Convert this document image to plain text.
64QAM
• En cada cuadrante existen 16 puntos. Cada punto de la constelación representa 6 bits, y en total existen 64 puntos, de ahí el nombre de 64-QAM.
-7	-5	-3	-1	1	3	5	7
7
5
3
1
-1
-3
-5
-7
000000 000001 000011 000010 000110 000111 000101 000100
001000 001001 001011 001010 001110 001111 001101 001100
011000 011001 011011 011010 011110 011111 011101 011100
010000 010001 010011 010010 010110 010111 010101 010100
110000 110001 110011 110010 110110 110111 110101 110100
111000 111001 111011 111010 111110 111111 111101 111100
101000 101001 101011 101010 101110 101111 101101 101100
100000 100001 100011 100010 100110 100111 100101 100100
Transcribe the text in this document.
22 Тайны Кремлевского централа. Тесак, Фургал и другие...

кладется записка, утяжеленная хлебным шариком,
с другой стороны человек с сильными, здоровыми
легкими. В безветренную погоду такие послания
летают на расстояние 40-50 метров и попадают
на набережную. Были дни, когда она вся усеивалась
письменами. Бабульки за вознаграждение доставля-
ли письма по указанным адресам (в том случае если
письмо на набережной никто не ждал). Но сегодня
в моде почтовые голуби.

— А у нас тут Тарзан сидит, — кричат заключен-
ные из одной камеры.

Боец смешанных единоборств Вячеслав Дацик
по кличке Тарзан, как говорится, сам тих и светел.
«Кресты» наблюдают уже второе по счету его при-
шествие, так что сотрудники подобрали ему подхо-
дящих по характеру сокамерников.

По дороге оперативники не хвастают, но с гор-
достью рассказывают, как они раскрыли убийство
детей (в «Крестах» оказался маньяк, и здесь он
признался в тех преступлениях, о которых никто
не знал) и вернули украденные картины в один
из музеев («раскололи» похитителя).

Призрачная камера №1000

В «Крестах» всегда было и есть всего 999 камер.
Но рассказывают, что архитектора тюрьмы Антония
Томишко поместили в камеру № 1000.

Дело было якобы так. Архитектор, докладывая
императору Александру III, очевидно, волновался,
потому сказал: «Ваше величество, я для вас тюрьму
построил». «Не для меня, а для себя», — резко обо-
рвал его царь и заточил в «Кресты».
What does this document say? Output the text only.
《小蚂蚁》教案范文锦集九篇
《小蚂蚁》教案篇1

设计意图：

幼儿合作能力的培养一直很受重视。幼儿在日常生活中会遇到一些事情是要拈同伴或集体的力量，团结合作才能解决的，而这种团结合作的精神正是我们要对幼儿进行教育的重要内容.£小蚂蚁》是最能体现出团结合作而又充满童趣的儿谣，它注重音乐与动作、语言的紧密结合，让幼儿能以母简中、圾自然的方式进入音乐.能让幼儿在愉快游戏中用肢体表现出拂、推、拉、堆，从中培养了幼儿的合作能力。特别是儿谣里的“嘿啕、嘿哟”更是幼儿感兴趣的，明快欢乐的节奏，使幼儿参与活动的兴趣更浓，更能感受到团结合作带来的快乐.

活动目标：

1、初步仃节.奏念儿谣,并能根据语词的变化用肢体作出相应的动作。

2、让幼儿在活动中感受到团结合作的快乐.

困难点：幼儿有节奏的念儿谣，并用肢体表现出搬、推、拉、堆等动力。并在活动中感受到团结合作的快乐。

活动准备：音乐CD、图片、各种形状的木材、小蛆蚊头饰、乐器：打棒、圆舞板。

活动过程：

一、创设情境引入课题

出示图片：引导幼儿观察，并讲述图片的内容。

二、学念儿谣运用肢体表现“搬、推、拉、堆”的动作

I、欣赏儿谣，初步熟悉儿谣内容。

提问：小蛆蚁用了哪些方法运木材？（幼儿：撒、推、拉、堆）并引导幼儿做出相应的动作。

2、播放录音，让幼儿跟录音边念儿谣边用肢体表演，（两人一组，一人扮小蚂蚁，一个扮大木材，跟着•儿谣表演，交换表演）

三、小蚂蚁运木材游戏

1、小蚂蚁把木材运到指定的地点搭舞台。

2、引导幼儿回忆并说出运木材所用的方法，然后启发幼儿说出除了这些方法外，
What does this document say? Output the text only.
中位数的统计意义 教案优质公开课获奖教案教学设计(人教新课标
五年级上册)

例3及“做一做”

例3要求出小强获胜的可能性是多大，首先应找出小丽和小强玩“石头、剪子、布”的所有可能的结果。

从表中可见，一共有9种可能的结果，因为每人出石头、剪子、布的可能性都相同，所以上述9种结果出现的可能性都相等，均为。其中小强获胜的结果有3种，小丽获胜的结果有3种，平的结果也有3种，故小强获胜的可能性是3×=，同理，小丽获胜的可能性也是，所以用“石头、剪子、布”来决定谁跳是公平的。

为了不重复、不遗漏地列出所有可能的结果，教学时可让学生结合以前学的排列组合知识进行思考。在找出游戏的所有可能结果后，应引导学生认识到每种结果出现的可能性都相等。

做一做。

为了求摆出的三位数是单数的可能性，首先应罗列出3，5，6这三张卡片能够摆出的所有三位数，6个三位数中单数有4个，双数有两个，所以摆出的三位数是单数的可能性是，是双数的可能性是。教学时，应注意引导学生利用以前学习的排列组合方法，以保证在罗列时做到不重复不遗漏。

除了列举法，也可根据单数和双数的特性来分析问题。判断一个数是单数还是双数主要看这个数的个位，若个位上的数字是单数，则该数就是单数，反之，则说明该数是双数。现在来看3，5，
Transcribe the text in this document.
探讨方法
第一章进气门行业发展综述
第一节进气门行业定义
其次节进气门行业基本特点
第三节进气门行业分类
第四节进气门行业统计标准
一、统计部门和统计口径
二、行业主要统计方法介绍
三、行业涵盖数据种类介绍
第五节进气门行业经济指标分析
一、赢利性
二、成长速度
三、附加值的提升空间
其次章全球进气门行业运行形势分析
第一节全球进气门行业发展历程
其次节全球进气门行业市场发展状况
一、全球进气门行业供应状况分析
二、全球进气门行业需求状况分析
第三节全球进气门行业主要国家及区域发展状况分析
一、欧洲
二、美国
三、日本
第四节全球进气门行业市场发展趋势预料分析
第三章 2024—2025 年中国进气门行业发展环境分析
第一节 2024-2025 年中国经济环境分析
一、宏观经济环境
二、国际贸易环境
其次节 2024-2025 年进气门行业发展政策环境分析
────────────────────────────────────────
# Brief
Take the listing above and set it down exactly.

# Solved problem
Convert this document image to plain text.
64QAM
• En cada cuadrante existen 16 puntos. Cada punto de la constelación representa 6 bits, y en total existen 64 puntos, de ahí el nombre de 64-QAM.
-7	-5	-3	-1	1	3	5	7
7
5
3
1
-1
-3
-5
-7
000000 000001 000011 000010 000110 000111 000101 000100
001000 001001 001011 001010 001110 001111 001101 001100
011000 011001 011011 011010 011110 011111 011101 011100
010000 010001 010011 010010 010110 010111 010101 010100
110000 110001 110011 110010 110110 110111 110101 110100
111000 111001 111011 111010 111110 111111 111101 111100
101000 101001 101011 101010 101110 101111 101101 101100
100000 100001 100011 100010 100110 100111 100101 100100
Transcribe the text in this document.
22 Тайны Кремлевского централа. Тесак, Фургал и другие...

кладется записка, утяжеленная хлебным шариком,
с другой стороны человек с сильными, здоровыми
легкими. В безветренную погоду такие послания
летают на расстояние 40-50 метров и попадают
на набережную. Были дни, когда она вся усеивалась
письменами. Бабульки за вознаграждение доставля-
ли письма по указанным адресам (в том случае если
письмо на набережной никто не ждал). Но сегодня
в моде почтовые голуби.

— А у нас тут Тарзан сидит, — кричат заключен-
ные из одной камеры.

Боец смешанных единоборств Вячеслав Дацик
по кличке Тарзан, как говорится, сам тих и светел.
«Кресты» наблюдают уже второе по счету его при-
шествие, так что сотрудники подобрали ему подхо-
дящих по характеру сокамерников.

По дороге оперативники не хвастают, но с гор-
достью рассказывают, как они раскрыли убийство
детей (в «Крестах» оказался маньяк, и здесь он
признался в тех преступлениях, о которых никто
не знал) и вернули украденные картины в один
из музеев («раскололи» похитителя).

Призрачная камера №1000

В «Крестах» всегда было и есть всего 999 камер.
Но рассказывают, что архитектора тюрьмы Антония
Томишко поместили в камеру № 1000.

Дело было якобы так. Архитектор, докладывая
императору Александру III, очевидно, волновался,
потому сказал: «Ваше величество, я для вас тюрьму
построил». «Не для меня, а для себя», — резко обо-
рвал его царь и заточил в «Кресты».
What does this document say? Output the text only.
《小蚂蚁》教案范文锦集九篇
《小蚂蚁》教案篇1

设计意图：

幼儿合作能力的培养一直很受重视。幼儿在日常生活中会遇到一些事情是要拈同伴或集体的力量，团结合作才能解决的，而这种团结合作的精神正是我们要对幼儿进行教育的重要内容.£小蚂蚁》是最能体现出团结合作而又充满童趣的儿谣，它注重音乐与动作、语言的紧密结合，让幼儿能以母简中、圾自然的方式进入音乐.能让幼儿在愉快游戏中用肢体表现出拂、推、拉、堆，从中培养了幼儿的合作能力。特别是儿谣里的“嘿啕、嘿哟”更是幼儿感兴趣的，明快欢乐的节奏，使幼儿参与活动的兴趣更浓，更能感受到团结合作带来的快乐.

活动目标：

1、初步仃节.奏念儿谣,并能根据语词的变化用肢体作出相应的动作。

2、让幼儿在活动中感受到团结合作的快乐.

困难点：幼儿有节奏的念儿谣，并用肢体表现出搬、推、拉、堆等动力。并在活动中感受到团结合作的快乐。

活动准备：音乐CD、图片、各种形状的木材、小蛆蚊头饰、乐器：打棒、圆舞板。

活动过程：

一、创设情境引入课题

出示图片：引导幼儿观察，并讲述图片的内容。

二、学念儿谣运用肢体表现“搬、推、拉、堆”的动作

I、欣赏儿谣，初步熟悉儿谣内容。

提问：小蛆蚁用了哪些方法运木材？（幼儿：撒、推、拉、堆）并引导幼儿做出相应的动作。

2、播放录音，让幼儿跟录音边念儿谣边用肢体表演，（两人一组，一人扮小蚂蚁，一个扮大木材，跟着•儿谣表演，交换表演）

三、小蚂蚁运木材游戏

1、小蚂蚁把木材运到指定的地点搭舞台。

2、引导幼儿回忆并说出运木材所用的方法，然后启发幼儿说出除了这些方法外，
What does this document say? Output the text only.
中位数的统计意义 教案优质公开课获奖教案教学设计(人教新课标
五年级上册)

例3及“做一做”

例3要求出小强获胜的可能性是多大，首先应找出小丽和小强玩“石头、剪子、布”的所有可能的结果。

从表中可见，一共有9种可能的结果，因为每人出石头、剪子、布的可能性都相同，所以上述9种结果出现的可能性都相等，均为。其中小强获胜的结果有3种，小丽获胜的结果有3种，平的结果也有3种，故小强获胜的可能性是3×=，同理，小丽获胜的可能性也是，所以用“石头、剪子、布”来决定谁跳是公平的。

为了不重复、不遗漏地列出所有可能的结果，教学时可让学生结合以前学的排列组合知识进行思考。在找出游戏的所有可能结果后，应引导学生认识到每种结果出现的可能性都相等。

做一做。

为了求摆出的三位数是单数的可能性，首先应罗列出3，5，6这三张卡片能够摆出的所有三位数，6个三位数中单数有4个，双数有两个，所以摆出的三位数是单数的可能性是，是双数的可能性是。教学时，应注意引导学生利用以前学习的排列组合方法，以保证在罗列时做到不重复不遗漏。

除了列举法，也可根据单数和双数的特性来分析问题。判断一个数是单数还是双数主要看这个数的个位，若个位上的数字是单数，则该数就是单数，反之，则说明该数是双数。现在来看3，5，
Transcribe the text in this document.
探讨方法
第一章进气门行业发展综述
第一节进气门行业定义
其次节进气门行业基本特点
第三节进气门行业分类
第四节进气门行业统计标准
一、统计部门和统计口径
二、行业主要统计方法介绍
三、行业涵盖数据种类介绍
第五节进气门行业经济指标分析
一、赢利性
二、成长速度
三、附加值的提升空间
其次章全球进气门行业运行形势分析
第一节全球进气门行业发展历程
其次节全球进气门行业市场发展状况
一、全球进气门行业供应状况分析
二、全球进气门行业需求状况分析
第三节全球进气门行业主要国家及区域发展状况分析
一、欧洲
二、美国
三、日本
第四节全球进气门行业市场发展趋势预料分析
第三章 2024—2025 年中国进气门行业发展环境分析
第一节 2024-2025 年中国经济环境分析
一、宏观经济环境
二、国际贸易环境
其次节 2024-2025 年进气门行业发展政策环境分析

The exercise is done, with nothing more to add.